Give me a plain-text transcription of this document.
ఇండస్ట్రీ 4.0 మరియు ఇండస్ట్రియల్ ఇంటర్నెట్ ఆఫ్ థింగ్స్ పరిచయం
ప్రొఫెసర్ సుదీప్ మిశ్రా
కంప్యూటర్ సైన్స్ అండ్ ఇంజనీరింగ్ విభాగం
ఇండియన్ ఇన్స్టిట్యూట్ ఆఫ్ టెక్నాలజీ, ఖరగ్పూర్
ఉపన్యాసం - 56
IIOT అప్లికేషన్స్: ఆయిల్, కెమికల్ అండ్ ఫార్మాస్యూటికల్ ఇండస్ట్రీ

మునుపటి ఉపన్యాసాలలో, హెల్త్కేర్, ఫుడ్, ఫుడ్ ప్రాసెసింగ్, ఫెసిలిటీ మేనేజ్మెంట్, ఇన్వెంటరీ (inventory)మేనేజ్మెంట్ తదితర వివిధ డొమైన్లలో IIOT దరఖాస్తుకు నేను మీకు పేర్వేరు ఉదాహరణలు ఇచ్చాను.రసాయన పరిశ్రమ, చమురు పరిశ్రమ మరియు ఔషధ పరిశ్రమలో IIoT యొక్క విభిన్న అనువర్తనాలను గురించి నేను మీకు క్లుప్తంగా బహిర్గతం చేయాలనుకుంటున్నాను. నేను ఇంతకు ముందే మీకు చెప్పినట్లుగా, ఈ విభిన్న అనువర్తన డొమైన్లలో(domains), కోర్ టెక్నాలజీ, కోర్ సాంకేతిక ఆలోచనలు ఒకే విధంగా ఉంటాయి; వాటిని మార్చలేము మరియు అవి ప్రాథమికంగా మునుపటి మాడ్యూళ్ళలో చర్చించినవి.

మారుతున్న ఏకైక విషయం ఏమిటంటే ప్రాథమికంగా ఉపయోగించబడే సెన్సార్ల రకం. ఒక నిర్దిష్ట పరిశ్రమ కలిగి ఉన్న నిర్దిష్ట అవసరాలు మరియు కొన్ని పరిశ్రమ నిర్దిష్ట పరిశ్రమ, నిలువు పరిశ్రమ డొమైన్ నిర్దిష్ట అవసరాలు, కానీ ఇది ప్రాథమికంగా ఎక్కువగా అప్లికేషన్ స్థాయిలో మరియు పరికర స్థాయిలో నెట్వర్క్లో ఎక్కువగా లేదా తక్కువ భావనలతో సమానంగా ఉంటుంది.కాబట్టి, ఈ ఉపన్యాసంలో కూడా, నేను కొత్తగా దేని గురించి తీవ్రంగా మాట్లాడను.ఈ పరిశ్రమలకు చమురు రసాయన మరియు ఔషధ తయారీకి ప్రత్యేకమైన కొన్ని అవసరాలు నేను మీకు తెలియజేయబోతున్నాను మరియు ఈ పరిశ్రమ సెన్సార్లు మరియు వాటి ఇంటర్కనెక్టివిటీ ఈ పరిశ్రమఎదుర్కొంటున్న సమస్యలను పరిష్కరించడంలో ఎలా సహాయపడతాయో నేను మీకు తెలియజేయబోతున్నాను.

Instructions for the task
Show the lines of the records that contain the word "IIOT".

Completed task
IIOT అప్లికేషన్స్: ఆయిల్, కెమికల్ అండ్ ఫార్మాస్యూటికల్ ఇండస్ట్రీ
మునుపటి ఉపన్యాసాలలో, హెల్త్కేర్, ఫుడ్, ఫుడ్ ప్రాసెసింగ్, ఫెసిలిటీ మేనేజ్మెంట్, ఇన్వెంటరీ (inventory)మేనేజ్మెంట్ తదితర వివిధ డొమైన్లలో IIOT దరఖాస్తుకు నేను మీకు పేర్వేరు ఉదాహరణలు ఇచ్చాను.రసాయన పరిశ్రమ, చమురు పరిశ్రమ మరియు ఔషధ పరిశ్రమలో IIoT యొక్క విభిన్న అనువర్తనాలను గురించి నేను మీకు క్లుప్తంగా బహిర్గతం చేయాలనుకుంటున్నాను. నేను ఇంతకు ముందే మీకు చెప్పినట్లుగా, ఈ విభిన్న అనువర్తన డొమైన్లలో(domains), కోర్ టెక్నాలజీ, కోర్ సాంకేతిక ఆలోచనలు ఒకే విధంగా ఉంటాయి; వాటిని మార్చలేము మరియు అవి ప్రాథమికంగా మునుపటి మాడ్యూళ్ళలో చర్చించినవి.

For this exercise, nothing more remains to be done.